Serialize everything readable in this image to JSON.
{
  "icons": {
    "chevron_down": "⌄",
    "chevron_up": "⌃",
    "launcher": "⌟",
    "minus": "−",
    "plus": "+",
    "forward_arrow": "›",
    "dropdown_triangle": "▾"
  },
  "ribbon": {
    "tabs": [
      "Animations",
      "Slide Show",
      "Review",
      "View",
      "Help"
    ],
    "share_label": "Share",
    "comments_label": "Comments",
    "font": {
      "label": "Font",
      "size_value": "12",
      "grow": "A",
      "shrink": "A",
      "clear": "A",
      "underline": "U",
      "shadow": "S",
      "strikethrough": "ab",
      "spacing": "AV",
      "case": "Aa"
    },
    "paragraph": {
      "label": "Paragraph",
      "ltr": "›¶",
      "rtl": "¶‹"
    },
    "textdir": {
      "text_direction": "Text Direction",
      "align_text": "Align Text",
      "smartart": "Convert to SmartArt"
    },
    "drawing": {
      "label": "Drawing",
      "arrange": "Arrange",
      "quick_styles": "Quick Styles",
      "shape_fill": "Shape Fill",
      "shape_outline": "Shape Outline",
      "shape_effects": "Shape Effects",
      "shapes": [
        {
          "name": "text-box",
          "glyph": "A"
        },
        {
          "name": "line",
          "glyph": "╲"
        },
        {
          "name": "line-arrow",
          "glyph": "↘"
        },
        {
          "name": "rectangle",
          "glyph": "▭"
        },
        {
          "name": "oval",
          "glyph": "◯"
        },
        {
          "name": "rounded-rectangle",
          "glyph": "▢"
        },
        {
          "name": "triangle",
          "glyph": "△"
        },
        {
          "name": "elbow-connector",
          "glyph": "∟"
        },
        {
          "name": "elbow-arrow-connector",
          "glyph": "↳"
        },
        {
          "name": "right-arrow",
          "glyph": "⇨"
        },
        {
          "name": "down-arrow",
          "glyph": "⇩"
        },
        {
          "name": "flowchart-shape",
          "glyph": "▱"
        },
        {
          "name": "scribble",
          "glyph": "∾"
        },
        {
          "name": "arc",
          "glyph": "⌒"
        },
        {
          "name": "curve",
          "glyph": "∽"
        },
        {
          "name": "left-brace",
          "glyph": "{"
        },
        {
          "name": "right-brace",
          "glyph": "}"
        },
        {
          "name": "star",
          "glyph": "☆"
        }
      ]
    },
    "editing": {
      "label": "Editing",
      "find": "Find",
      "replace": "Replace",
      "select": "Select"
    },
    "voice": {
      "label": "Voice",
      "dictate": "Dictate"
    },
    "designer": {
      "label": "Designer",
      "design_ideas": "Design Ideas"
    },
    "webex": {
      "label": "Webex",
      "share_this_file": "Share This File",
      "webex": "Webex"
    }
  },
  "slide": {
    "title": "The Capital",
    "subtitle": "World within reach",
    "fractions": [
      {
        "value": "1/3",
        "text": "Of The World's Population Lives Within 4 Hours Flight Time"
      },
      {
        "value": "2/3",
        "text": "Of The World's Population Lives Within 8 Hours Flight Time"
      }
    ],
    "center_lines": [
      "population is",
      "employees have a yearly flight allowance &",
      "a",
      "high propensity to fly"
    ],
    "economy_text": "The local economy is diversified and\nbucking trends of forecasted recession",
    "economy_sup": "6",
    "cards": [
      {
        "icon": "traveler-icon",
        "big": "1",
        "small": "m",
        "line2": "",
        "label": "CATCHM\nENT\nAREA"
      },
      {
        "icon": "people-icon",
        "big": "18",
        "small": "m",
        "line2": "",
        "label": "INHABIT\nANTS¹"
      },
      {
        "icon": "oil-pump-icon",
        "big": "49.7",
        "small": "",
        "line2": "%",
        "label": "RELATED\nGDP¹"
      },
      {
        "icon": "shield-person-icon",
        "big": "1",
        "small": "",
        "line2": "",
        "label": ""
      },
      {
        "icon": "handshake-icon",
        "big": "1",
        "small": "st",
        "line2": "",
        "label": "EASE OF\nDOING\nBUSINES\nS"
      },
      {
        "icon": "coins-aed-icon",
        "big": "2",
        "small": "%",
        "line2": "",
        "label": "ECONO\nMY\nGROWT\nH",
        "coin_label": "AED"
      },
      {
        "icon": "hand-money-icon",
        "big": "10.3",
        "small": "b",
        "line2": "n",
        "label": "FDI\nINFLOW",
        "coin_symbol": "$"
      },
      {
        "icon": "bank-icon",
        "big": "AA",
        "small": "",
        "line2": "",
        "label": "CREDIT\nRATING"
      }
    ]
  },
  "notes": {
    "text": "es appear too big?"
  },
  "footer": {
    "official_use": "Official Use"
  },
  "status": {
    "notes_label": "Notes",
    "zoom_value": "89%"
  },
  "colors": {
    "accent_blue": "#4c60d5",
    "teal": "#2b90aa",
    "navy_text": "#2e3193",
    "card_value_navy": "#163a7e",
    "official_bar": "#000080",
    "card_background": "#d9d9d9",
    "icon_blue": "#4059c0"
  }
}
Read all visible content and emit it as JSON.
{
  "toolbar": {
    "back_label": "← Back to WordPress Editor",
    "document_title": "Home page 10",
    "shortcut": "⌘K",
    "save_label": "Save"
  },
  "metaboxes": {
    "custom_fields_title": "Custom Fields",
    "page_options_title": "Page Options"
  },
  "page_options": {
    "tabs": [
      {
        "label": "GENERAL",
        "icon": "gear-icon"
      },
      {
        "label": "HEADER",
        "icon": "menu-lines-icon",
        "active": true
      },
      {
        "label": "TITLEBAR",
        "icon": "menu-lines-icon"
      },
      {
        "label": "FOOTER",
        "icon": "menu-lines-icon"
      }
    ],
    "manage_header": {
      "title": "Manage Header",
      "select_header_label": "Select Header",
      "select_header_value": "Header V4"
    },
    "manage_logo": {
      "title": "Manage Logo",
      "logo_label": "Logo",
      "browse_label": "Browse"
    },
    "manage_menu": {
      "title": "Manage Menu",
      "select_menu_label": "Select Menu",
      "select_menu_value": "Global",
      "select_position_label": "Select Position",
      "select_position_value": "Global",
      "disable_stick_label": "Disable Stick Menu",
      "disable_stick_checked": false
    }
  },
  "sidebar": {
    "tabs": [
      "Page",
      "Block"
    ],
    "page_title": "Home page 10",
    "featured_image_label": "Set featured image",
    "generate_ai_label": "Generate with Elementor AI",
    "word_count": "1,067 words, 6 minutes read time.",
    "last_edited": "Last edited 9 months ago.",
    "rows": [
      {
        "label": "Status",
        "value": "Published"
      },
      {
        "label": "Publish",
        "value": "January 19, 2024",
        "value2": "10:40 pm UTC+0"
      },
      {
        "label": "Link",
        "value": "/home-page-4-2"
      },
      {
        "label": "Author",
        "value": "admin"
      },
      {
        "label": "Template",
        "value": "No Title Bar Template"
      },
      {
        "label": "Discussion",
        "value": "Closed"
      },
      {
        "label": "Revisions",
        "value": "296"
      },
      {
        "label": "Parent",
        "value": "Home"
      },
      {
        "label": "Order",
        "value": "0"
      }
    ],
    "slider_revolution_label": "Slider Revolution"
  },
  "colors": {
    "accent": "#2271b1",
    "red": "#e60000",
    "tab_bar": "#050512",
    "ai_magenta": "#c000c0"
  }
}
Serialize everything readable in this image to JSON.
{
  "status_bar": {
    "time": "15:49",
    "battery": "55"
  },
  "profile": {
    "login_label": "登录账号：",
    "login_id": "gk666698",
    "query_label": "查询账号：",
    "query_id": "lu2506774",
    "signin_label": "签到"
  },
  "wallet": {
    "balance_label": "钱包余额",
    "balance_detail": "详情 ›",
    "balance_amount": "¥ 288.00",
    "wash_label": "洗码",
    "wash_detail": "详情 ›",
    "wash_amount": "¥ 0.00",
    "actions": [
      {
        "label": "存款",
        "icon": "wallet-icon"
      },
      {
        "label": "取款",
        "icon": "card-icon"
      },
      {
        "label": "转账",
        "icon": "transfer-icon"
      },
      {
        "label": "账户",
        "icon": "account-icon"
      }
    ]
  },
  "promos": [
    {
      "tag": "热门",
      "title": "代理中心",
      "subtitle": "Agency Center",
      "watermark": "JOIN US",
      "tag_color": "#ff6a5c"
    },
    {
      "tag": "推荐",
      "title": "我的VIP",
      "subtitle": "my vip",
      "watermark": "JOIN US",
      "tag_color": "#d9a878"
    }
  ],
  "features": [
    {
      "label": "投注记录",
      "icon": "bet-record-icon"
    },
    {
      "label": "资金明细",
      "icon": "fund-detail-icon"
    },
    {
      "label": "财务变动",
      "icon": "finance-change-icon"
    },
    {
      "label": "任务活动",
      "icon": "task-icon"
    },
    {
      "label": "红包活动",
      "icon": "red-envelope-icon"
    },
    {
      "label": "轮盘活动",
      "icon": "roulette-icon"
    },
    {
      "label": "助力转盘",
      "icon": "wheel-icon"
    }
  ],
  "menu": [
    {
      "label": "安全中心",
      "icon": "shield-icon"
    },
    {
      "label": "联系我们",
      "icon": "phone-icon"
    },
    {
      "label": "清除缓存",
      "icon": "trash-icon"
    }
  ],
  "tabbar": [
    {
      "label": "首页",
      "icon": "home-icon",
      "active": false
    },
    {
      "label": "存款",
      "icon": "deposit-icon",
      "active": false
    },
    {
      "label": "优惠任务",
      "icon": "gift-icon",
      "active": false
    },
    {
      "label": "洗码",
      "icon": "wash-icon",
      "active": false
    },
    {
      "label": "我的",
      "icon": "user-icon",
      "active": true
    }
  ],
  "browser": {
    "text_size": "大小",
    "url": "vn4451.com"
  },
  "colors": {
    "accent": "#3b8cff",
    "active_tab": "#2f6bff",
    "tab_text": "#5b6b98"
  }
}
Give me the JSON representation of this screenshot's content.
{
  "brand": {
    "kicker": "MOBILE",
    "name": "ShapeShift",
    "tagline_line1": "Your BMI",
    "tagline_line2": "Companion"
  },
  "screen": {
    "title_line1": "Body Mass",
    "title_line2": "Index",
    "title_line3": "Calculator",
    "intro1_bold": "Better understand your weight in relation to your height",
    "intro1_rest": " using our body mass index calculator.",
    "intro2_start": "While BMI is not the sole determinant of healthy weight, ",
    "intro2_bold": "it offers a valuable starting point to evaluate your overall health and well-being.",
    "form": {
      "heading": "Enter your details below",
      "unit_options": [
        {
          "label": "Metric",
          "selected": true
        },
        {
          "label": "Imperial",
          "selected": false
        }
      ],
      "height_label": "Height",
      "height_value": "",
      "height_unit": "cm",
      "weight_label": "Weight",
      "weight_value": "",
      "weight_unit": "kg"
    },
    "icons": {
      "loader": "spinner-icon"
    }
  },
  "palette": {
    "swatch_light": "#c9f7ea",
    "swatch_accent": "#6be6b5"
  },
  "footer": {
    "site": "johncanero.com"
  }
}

■ WHAT IS BEING ASKED
State how many lines include the string "shield". Give no other information.

■ COMPLETE ANSWER
2